** Data extract **

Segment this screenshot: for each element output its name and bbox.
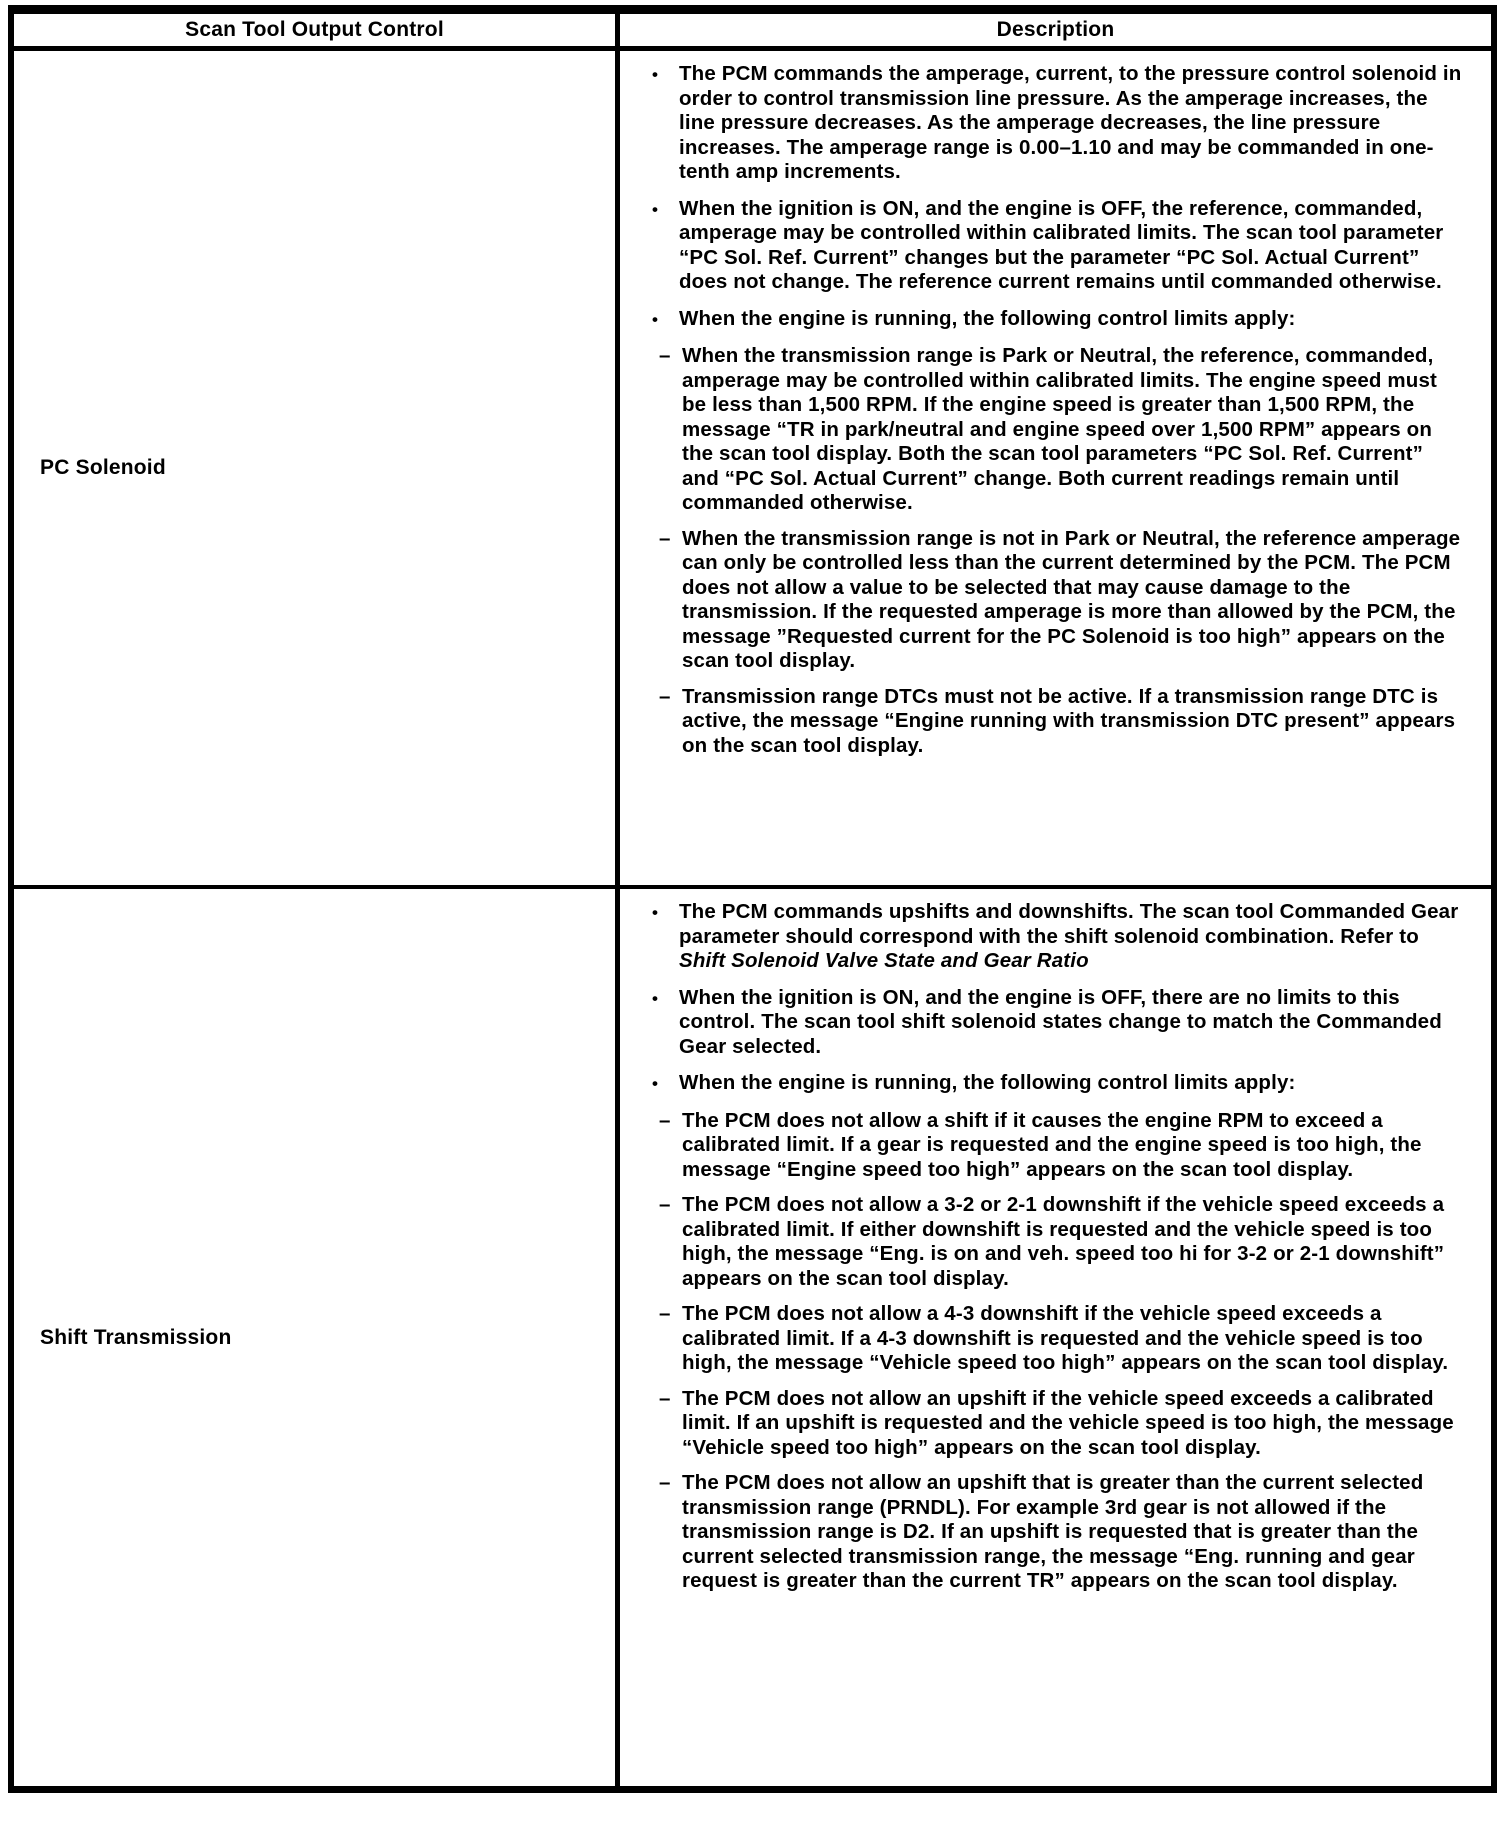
bullet-text: The PCM does not allow an upshift if the vehicle speed exceeds a calibrated limit. If an upshift is requested and the vehicle speed is too high, the message “Vehicle speed too high” appears on the scan tool display. [682, 1386, 1454, 1459]
bullet-marker: • [652, 199, 659, 219]
dash-marker: – [659, 344, 671, 367]
bullet-text: When the transmission range is not in Park or Neutral, the reference amperage can only be controlled less than the current determined by the PCM. The PCM does not allow a value to be selected that may cause damage to the transmission. If the requested amperage is more than allowed by the PCM, the message ”Requested current for the PC Solenoid is too high” appears on the scan tool display. [682, 526, 1461, 672]
bullet-item [652, 197, 1465, 295]
scan-tool-output-control-table [8, 5, 1497, 1793]
dash-marker: – [659, 526, 671, 550]
bullet-item [652, 62, 1465, 185]
bullet-marker: • [652, 1074, 659, 1093]
bullet-text: When the transmission range is Park or Neutral, the reference, commanded, amperage may be controlled within calibrated limits. The engine speed must be less than 1,500 RPM. If the engine speed is greater than 1,500 RPM, the message “TR in park/neutral and engine speed over 1,500 RPM” appears on the scan tool display. Both the scan tool parameters “PC Sol. Ref. Current” and “PC Sol. Actual Current” change. Both current readings remain until commanded otherwise. [682, 344, 1437, 514]
bullet-text: When the engine is running, the following control limits apply: [679, 1071, 1296, 1094]
bullet-text: The PCM does not allow an upshift that is greater than the current selected transmission range (PRNDL). For example 3rd gear is not allowed if the transmission range is D2. If an upshift is requested that is greater than the current selected transmission range, the message “Eng. running and gear request is greater than the current TR” appears on the scan tool display. [682, 1471, 1424, 1592]
bullet-text: The PCM does not allow a shift if it causes the engine RPM to exceed a calibrated limit. If a gear is requested and the engine speed is too high, the message “Engine speed too high” appears on the scan tool display. [682, 1108, 1422, 1181]
bullet-item [652, 307, 1465, 333]
sub-bullet-item [659, 1387, 1465, 1461]
sub-bullet-item [659, 1302, 1465, 1376]
bullet-item [652, 986, 1465, 1060]
sub-bullet-item [659, 1193, 1465, 1291]
control-label-shift-transmission: Shift Transmission [14, 889, 620, 1786]
bullet-text: The PCM does not allow a 3-2 or 2-1 downshift if the vehicle speed exceeds a calibrated limit. If either downshift is requested and the vehicle speed is too high, the message “Eng. is on and veh. speed too hi for 3-2 or 2-1 downshift” appears on the scan tool display. [682, 1193, 1445, 1290]
bullet-text: When the ignition is ON, and the engine is OFF, the reference, commanded, amperage may be controlled within calibrated limits. The scan tool parameter “PC Sol. Ref. Current” changes but the parameter “PC Sol. Actual Current” does not change. The reference current remains until commanded otherwise. [679, 196, 1444, 293]
dash-marker: – [659, 1471, 671, 1494]
bullet-item [652, 1071, 1465, 1097]
bullet-marker: • [652, 309, 659, 329]
dash-marker: – [659, 1302, 671, 1325]
dash-marker: – [659, 1193, 671, 1216]
column-header-control: Scan Tool Output Control [14, 14, 620, 51]
bullet-text: The PCM commands the amperage, current, to the pressure control solenoid in order to control transmission line pressure. As the amperage increases, the line pressure decreases. As the amperage decreases, the line pressure increases. The amperage range is 0.00–1.10 and may be commanded in one-tenth amp increments. [679, 62, 1462, 183]
dash-marker: – [659, 1386, 671, 1410]
bullet-text: Transmission range DTCs must not be active. If a transmission range DTC is active, the message “Engine running with transmission DTC present” appears on the scan tool display. [682, 684, 1456, 757]
description-cell-shift-transmission [620, 889, 1491, 1786]
bullet-marker: • [652, 65, 659, 84]
dash-marker: – [659, 1108, 671, 1132]
sub-bullet-item [659, 685, 1465, 759]
sub-bullet-item [659, 1471, 1465, 1594]
bullet-marker: • [652, 903, 659, 922]
bullet-text: The PCM does not allow a 4-3 downshift if the vehicle speed exceeds a calibrated limit. If a 4-3 downshift is requested and the vehicle speed is too high, the message “Vehicle speed too high” appears on the scan tool display. [682, 1302, 1449, 1374]
bullet-text: The PCM commands upshifts and downshifts. The scan tool Commanded Gear parameter should correspond with the shift solenoid combination. Refer to Shift Solenoid Valve State and Gear Ratio [679, 900, 1459, 972]
sub-bullet-item [659, 527, 1465, 674]
bullet-text: When the engine is running, the following control limits apply: [679, 306, 1296, 330]
sub-bullet-item [659, 344, 1465, 516]
bullet-item [652, 900, 1465, 974]
description-cell-pc-solenoid [620, 51, 1491, 889]
control-label-pc-solenoid: PC Solenoid [14, 51, 620, 889]
sub-bullet-item [659, 1109, 1465, 1183]
dash-marker: – [659, 684, 671, 708]
column-header-description: Description [620, 14, 1491, 51]
bullet-marker: • [652, 988, 659, 1008]
bullet-text: When the ignition is ON, and the engine is OFF, there are no limits to this control. The scan tool shift solenoid states change to match the Commanded Gear selected. [679, 985, 1442, 1058]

** Exercise requirements **
Update the listing lines from the one containing "bullet-text: The PCM does not allow an upshift if" through the one containing "bullet-item [652, 197, 1465, 295]", inclusive, changing "bullet-text" to "item-text" and leaving everything else the same. Give back only those lines.

** Expected answer **
item-text: The PCM does not allow an upshift if the vehicle speed exceeds a calibrated limit. If an upshift is requested and the vehicle speed is too high, the message “Vehicle speed too high” appears on the scan tool display. [682, 1386, 1454, 1459]
bullet-marker: • [652, 199, 659, 219]
dash-marker: – [659, 344, 671, 367]
item-text: When the transmission range is not in Park or Neutral, the reference amperage can only be controlled less than the current determined by the PCM. The PCM does not allow a value to be selected that may cause damage to the transmission. If the requested amperage is more than allowed by the PCM, the message ”Requested current for the PC Solenoid is too high” appears on the scan tool display. [682, 526, 1461, 672]
bullet-item [652, 197, 1465, 295]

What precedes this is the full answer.